## Task to complete
List each line of the data that holds the string "застройки".

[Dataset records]
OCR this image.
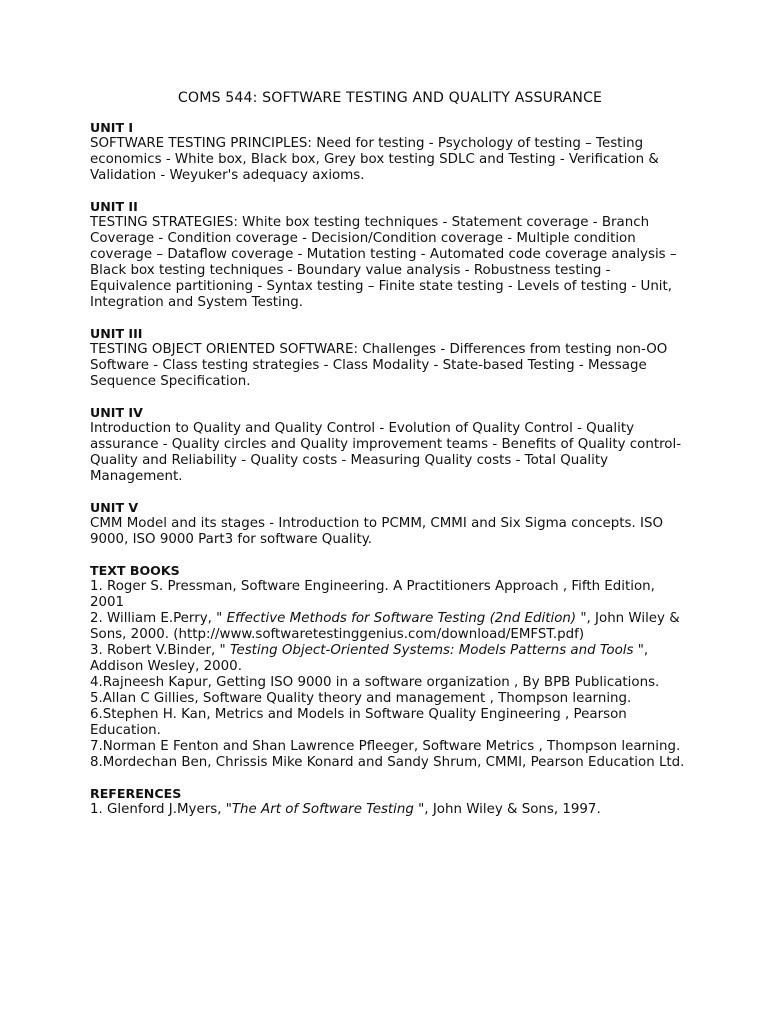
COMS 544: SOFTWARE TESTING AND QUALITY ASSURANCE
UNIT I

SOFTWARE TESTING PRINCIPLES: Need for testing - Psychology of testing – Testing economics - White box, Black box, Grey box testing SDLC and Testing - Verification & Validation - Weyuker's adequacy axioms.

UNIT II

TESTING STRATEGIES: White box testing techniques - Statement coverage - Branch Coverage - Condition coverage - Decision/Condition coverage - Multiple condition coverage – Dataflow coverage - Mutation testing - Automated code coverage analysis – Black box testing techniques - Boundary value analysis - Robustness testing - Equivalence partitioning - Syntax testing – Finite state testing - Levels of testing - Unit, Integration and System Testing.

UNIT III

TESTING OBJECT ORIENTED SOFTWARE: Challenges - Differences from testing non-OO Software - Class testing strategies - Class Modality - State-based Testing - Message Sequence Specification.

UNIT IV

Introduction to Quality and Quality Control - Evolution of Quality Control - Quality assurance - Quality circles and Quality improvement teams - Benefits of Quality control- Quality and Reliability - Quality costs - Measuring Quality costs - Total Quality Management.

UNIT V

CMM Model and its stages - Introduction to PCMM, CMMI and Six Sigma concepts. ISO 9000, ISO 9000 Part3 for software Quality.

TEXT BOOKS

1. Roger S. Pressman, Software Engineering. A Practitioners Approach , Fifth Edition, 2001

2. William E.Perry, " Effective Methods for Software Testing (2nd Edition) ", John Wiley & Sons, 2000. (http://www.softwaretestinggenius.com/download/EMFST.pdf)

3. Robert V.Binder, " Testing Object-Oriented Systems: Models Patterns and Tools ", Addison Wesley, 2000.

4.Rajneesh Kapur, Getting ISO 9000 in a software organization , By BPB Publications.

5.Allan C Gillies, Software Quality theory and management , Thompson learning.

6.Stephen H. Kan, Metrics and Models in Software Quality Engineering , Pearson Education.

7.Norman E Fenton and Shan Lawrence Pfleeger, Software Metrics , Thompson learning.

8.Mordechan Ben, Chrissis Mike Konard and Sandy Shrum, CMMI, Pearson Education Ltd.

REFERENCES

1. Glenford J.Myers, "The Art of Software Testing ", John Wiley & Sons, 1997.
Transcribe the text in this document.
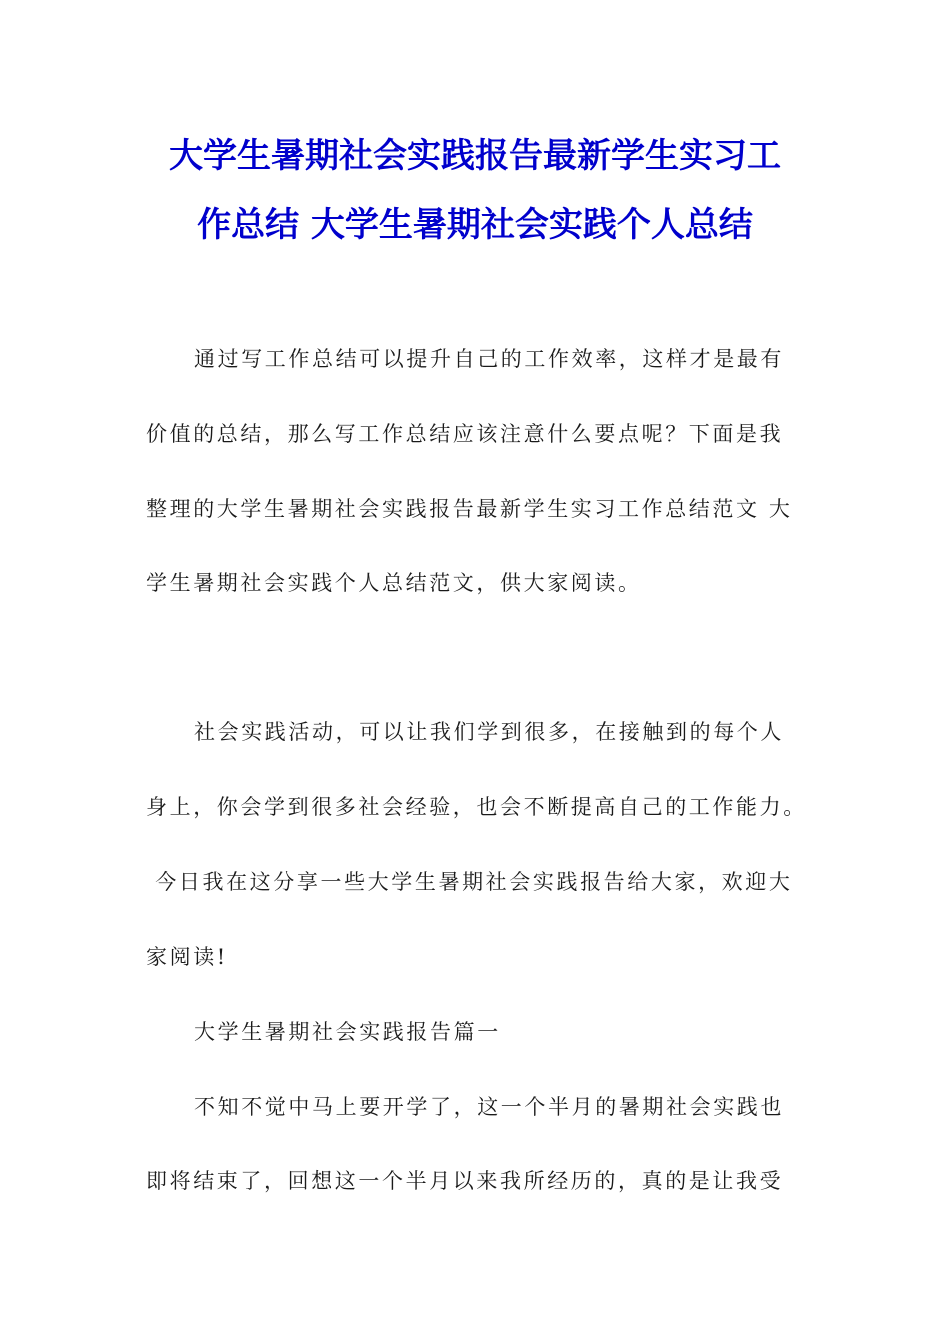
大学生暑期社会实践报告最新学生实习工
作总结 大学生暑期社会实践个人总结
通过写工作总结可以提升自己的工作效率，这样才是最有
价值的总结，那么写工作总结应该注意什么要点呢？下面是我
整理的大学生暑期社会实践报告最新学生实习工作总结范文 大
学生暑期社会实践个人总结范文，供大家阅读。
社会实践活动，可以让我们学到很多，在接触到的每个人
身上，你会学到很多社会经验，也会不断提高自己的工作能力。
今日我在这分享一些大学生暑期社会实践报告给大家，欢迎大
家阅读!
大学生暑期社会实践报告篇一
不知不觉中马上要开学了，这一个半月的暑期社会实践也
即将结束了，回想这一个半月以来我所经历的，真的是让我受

...

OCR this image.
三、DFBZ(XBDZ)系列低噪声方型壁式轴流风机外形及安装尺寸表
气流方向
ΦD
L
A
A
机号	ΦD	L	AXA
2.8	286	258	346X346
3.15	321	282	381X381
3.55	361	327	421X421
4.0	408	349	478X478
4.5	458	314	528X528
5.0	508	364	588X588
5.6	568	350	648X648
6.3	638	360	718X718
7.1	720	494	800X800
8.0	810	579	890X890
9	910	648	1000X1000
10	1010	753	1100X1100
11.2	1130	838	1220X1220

---

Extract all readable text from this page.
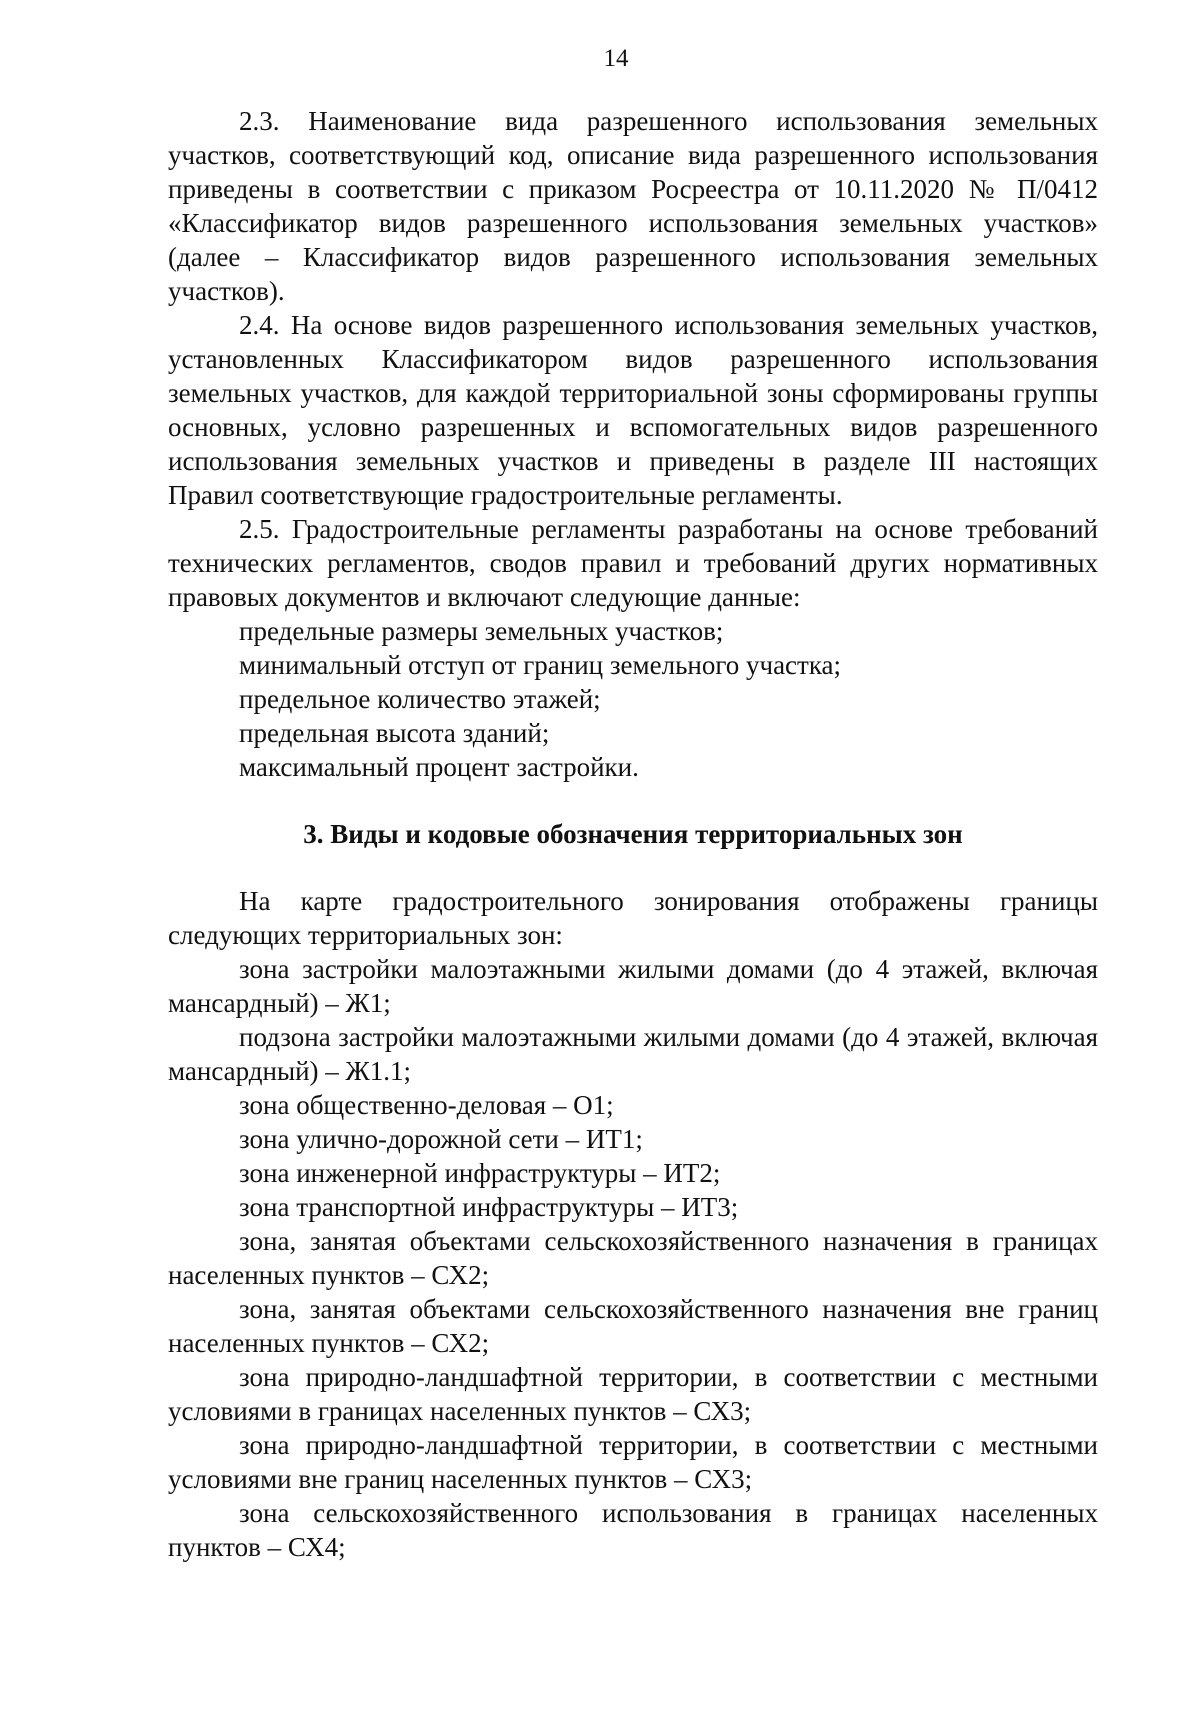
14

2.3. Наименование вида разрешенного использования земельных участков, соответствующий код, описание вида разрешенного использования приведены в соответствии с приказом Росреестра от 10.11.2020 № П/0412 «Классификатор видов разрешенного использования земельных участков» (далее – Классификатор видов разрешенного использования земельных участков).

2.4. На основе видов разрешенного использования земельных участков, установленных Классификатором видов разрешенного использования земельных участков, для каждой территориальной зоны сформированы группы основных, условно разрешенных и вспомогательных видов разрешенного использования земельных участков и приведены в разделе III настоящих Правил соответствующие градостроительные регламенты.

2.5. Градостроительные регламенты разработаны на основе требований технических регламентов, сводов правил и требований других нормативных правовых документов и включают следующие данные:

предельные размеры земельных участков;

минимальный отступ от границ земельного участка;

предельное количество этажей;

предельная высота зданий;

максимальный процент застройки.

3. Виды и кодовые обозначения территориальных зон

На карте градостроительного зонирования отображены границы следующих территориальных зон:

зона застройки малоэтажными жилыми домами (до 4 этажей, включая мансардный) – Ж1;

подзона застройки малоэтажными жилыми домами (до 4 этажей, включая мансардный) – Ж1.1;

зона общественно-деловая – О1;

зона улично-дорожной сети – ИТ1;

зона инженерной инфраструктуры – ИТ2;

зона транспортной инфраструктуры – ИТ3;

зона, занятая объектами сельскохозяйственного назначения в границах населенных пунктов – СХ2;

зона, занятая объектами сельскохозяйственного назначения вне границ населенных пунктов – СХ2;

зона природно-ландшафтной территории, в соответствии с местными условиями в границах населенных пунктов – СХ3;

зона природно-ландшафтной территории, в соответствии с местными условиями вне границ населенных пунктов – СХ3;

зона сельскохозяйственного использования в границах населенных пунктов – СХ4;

## Result
максимальный процент застройки.
зона застройки малоэтажными жилыми домами (до 4 этажей, включая мансардный) – Ж1;
подзона застройки малоэтажными жилыми домами (до 4 этажей, включая мансардный) – Ж1.1;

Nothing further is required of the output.